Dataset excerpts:
********

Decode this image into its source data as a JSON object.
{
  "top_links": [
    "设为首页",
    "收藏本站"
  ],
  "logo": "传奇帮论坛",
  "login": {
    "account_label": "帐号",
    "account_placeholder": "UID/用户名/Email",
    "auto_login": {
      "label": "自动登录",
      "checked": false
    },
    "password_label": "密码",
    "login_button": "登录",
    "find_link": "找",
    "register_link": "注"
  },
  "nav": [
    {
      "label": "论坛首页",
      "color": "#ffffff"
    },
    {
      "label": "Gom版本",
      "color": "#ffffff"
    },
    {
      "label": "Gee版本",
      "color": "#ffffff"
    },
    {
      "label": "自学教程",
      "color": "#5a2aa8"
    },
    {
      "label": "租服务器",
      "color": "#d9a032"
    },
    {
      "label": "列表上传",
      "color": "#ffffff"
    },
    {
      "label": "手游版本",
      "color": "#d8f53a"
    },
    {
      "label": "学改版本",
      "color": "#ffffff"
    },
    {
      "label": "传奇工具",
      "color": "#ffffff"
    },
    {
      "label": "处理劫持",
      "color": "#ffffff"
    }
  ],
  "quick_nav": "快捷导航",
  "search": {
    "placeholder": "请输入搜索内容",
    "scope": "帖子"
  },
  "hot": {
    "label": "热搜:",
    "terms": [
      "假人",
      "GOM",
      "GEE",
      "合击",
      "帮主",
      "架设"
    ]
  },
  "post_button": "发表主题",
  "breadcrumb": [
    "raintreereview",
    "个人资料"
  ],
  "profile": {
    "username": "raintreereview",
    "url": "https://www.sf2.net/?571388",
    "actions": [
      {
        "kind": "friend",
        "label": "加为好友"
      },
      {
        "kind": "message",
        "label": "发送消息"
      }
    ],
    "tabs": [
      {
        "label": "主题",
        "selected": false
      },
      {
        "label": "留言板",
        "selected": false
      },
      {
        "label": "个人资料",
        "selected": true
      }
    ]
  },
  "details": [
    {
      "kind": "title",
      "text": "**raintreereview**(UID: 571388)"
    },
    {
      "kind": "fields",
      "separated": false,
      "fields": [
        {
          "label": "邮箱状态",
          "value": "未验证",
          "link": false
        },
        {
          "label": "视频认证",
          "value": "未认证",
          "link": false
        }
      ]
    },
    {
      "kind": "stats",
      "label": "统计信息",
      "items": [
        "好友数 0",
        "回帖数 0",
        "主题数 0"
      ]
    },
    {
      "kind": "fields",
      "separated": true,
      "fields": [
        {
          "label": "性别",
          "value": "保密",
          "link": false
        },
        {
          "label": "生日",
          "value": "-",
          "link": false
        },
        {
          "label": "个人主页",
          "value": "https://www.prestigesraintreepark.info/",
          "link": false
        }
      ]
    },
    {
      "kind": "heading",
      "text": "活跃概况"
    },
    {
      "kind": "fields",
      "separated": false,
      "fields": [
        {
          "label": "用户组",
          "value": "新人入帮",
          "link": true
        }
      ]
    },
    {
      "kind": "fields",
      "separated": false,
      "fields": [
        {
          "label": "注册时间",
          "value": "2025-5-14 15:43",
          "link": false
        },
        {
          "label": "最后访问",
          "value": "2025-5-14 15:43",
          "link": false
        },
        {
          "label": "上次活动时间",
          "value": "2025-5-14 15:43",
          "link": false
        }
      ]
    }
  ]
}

********

TASK REQUIREMENTS: Print every entry exactly as written.

FINISHED ANSWER:
Decode this image into its source data as a JSON object.
{
  "top_links": [
    "设为首页",
    "收藏本站"
  ],
  "logo": "传奇帮论坛",
  "login": {
    "account_label": "帐号",
    "account_placeholder": "UID/用户名/Email",
    "auto_login": {
      "label": "自动登录",
      "checked": false
    },
    "password_label": "密码",
    "login_button": "登录",
    "find_link": "找",
    "register_link": "注"
  },
  "nav": [
    {
      "label": "论坛首页",
      "color": "#ffffff"
    },
    {
      "label": "Gom版本",
      "color": "#ffffff"
    },
    {
      "label": "Gee版本",
      "color": "#ffffff"
    },
    {
      "label": "自学教程",
      "color": "#5a2aa8"
    },
    {
      "label": "租服务器",
      "color": "#d9a032"
    },
    {
      "label": "列表上传",
      "color": "#ffffff"
    },
    {
      "label": "手游版本",
      "color": "#d8f53a"
    },
    {
      "label": "学改版本",
      "color": "#ffffff"
    },
    {
      "label": "传奇工具",
      "color": "#ffffff"
    },
    {
      "label": "处理劫持",
      "color": "#ffffff"
    }
  ],
  "quick_nav": "快捷导航",
  "search": {
    "placeholder": "请输入搜索内容",
    "scope": "帖子"
  },
  "hot": {
    "label": "热搜:",
    "terms": [
      "假人",
      "GOM",
      "GEE",
      "合击",
      "帮主",
      "架设"
    ]
  },
  "post_button": "发表主题",
  "breadcrumb": [
    "raintreereview",
    "个人资料"
  ],
  "profile": {
    "username": "raintreereview",
    "url": "https://www.sf2.net/?571388",
    "actions": [
      {
        "kind": "friend",
        "label": "加为好友"
      },
      {
        "kind": "message",
        "label": "发送消息"
      }
    ],
    "tabs": [
      {
        "label": "主题",
        "selected": false
      },
      {
        "label": "留言板",
        "selected": false
      },
      {
        "label": "个人资料",
        "selected": true
      }
    ]
  },
  "details": [
    {
      "kind": "title",
      "text": "**raintreereview**(UID: 571388)"
    },
    {
      "kind": "fields",
      "separated": false,
      "fields": [
        {
          "label": "邮箱状态",
          "value": "未验证",
          "link": false
        },
        {
          "label": "视频认证",
          "value": "未认证",
          "link": false
        }
      ]
    },
    {
      "kind": "stats",
      "label": "统计信息",
      "items": [
        "好友数 0",
        "回帖数 0",
        "主题数 0"
      ]
    },
    {
      "kind": "fields",
      "separated": true,
      "fields": [
        {
          "label": "性别",
          "value": "保密",
          "link": false
        },
        {
          "label": "生日",
          "value": "-",
          "link": false
        },
        {
          "label": "个人主页",
          "value": "https://www.prestigesraintreepark.info/",
          "link": false
        }
      ]
    },
    {
      "kind": "heading",
      "text": "活跃概况"
    },
    {
      "kind": "fields",
      "separated": false,
      "fields": [
        {
          "label": "用户组",
          "value": "新人入帮",
          "link": true
        }
      ]
    },
    {
      "kind": "fields",
      "separated": false,
      "fields": [
        {
          "label": "注册时间",
          "value": "2025-5-14 15:43",
          "link": false
        },
        {
          "label": "最后访问",
          "value": "2025-5-14 15:43",
          "link": false
        },
        {
          "label": "上次活动时间",
          "value": "2025-5-14 15:43",
          "link": false
        }
      ]
    }
  ]
}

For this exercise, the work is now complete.